Problem requirements: Give back, unchanged, each line from the one containing "OCR this image." through the last line of the entries below.

Dataset records:
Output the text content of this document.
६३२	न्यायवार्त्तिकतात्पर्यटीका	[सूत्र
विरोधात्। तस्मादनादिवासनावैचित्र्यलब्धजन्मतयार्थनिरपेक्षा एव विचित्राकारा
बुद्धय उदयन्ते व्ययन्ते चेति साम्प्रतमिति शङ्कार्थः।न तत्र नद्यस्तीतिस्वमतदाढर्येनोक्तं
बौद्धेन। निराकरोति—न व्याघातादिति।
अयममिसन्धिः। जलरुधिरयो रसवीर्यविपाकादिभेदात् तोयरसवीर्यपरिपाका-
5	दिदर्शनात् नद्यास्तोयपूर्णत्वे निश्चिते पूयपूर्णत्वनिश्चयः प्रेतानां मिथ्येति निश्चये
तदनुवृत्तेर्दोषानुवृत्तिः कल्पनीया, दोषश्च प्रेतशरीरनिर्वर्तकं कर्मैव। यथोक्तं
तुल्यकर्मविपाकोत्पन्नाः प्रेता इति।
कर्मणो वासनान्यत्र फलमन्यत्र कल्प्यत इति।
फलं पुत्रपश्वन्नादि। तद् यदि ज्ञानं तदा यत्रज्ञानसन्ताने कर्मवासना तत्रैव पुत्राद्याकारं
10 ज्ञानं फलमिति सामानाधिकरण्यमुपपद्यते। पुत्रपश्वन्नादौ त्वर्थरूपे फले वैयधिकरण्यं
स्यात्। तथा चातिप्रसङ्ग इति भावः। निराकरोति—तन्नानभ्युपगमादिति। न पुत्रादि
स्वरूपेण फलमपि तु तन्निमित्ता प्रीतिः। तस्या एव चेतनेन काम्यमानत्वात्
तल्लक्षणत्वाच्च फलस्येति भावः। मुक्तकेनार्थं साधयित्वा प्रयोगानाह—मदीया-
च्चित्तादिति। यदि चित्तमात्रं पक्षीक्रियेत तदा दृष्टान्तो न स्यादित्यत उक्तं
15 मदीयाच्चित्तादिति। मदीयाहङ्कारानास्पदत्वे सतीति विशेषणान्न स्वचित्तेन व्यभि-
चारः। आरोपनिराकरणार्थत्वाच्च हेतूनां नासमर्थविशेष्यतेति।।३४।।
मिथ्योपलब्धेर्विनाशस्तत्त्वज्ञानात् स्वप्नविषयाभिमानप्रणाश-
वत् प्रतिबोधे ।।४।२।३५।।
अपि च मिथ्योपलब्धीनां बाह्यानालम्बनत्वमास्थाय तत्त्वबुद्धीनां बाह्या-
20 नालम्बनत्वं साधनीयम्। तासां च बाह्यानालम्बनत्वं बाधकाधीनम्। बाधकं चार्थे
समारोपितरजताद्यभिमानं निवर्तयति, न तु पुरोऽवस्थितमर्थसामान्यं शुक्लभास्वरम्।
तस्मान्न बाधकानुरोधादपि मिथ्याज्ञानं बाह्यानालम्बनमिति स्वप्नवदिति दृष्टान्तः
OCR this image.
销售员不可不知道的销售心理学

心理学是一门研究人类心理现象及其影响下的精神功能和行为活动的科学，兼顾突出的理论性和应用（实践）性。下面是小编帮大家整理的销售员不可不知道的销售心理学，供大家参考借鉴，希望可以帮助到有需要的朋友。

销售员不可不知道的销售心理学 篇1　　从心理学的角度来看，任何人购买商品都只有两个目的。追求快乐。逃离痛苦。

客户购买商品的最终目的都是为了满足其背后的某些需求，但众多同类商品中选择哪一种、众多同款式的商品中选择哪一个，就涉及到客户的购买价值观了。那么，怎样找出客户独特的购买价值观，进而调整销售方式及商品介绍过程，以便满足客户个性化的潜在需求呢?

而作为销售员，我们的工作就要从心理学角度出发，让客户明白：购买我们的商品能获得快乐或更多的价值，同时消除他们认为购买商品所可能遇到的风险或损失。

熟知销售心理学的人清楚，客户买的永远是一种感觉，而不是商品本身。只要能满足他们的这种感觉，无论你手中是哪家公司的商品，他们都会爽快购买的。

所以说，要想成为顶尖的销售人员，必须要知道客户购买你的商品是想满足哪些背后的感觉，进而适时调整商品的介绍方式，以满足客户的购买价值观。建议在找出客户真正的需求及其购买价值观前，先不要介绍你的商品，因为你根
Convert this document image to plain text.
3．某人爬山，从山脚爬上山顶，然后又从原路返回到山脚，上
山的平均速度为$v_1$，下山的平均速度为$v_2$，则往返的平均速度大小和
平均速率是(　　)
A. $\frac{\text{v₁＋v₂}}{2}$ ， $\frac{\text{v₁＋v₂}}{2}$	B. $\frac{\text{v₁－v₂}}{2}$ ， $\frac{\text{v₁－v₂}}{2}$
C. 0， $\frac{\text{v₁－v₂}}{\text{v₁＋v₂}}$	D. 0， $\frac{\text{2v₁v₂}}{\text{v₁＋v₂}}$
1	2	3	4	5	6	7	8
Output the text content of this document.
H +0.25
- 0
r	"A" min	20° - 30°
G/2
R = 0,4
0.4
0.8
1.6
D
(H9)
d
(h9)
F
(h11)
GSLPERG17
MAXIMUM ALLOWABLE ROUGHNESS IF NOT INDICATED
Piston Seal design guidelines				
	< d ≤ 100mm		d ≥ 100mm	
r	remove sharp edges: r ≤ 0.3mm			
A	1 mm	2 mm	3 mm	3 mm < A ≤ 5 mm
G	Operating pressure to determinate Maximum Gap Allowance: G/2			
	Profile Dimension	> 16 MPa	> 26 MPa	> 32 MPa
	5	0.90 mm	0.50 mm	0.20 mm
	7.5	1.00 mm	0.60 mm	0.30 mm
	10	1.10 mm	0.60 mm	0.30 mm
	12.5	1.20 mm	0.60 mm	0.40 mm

Full answer:
OCR this image.
销售员不可不知道的销售心理学

心理学是一门研究人类心理现象及其影响下的精神功能和行为活动的科学，兼顾突出的理论性和应用（实践）性。下面是小编帮大家整理的销售员不可不知道的销售心理学，供大家参考借鉴，希望可以帮助到有需要的朋友。

销售员不可不知道的销售心理学 篇1　　从心理学的角度来看，任何人购买商品都只有两个目的。追求快乐。逃离痛苦。

客户购买商品的最终目的都是为了满足其背后的某些需求，但众多同类商品中选择哪一种、众多同款式的商品中选择哪一个，就涉及到客户的购买价值观了。那么，怎样找出客户独特的购买价值观，进而调整销售方式及商品介绍过程，以便满足客户个性化的潜在需求呢?

而作为销售员，我们的工作就要从心理学角度出发，让客户明白：购买我们的商品能获得快乐或更多的价值，同时消除他们认为购买商品所可能遇到的风险或损失。

熟知销售心理学的人清楚，客户买的永远是一种感觉，而不是商品本身。只要能满足他们的这种感觉，无论你手中是哪家公司的商品，他们都会爽快购买的。

所以说，要想成为顶尖的销售人员，必须要知道客户购买你的商品是想满足哪些背后的感觉，进而适时调整商品的介绍方式，以满足客户的购买价值观。建议在找出客户真正的需求及其购买价值观前，先不要介绍你的商品，因为你根
Convert this document image to plain text.
3．某人爬山，从山脚爬上山顶，然后又从原路返回到山脚，上
山的平均速度为$v_1$，下山的平均速度为$v_2$，则往返的平均速度大小和
平均速率是(　　)
A. $\frac{\text{v₁＋v₂}}{2}$ ， $\frac{\text{v₁＋v₂}}{2}$	B. $\frac{\text{v₁－v₂}}{2}$ ， $\frac{\text{v₁－v₂}}{2}$
C. 0， $\frac{\text{v₁－v₂}}{\text{v₁＋v₂}}$	D. 0， $\frac{\text{2v₁v₂}}{\text{v₁＋v₂}}$
1	2	3	4	5	6	7	8
Output the text content of this document.
H +0.25
- 0
r	"A" min	20° - 30°
G/2
R = 0,4
0.4
0.8
1.6
D
(H9)
d
(h9)
F
(h11)
GSLPERG17
MAXIMUM ALLOWABLE ROUGHNESS IF NOT INDICATED
Piston Seal design guidelines				
	< d ≤ 100mm		d ≥ 100mm	
r	remove sharp edges: r ≤ 0.3mm			
A	1 mm	2 mm	3 mm	3 mm < A ≤ 5 mm
G	Operating pressure to determinate Maximum Gap Allowance: G/2			
	Profile Dimension	> 16 MPa	> 26 MPa	> 32 MPa
	5	0.90 mm	0.50 mm	0.20 mm
	7.5	1.00 mm	0.60 mm	0.30 mm
	10	1.10 mm	0.60 mm	0.30 mm
	12.5	1.20 mm	0.60 mm	0.40 mm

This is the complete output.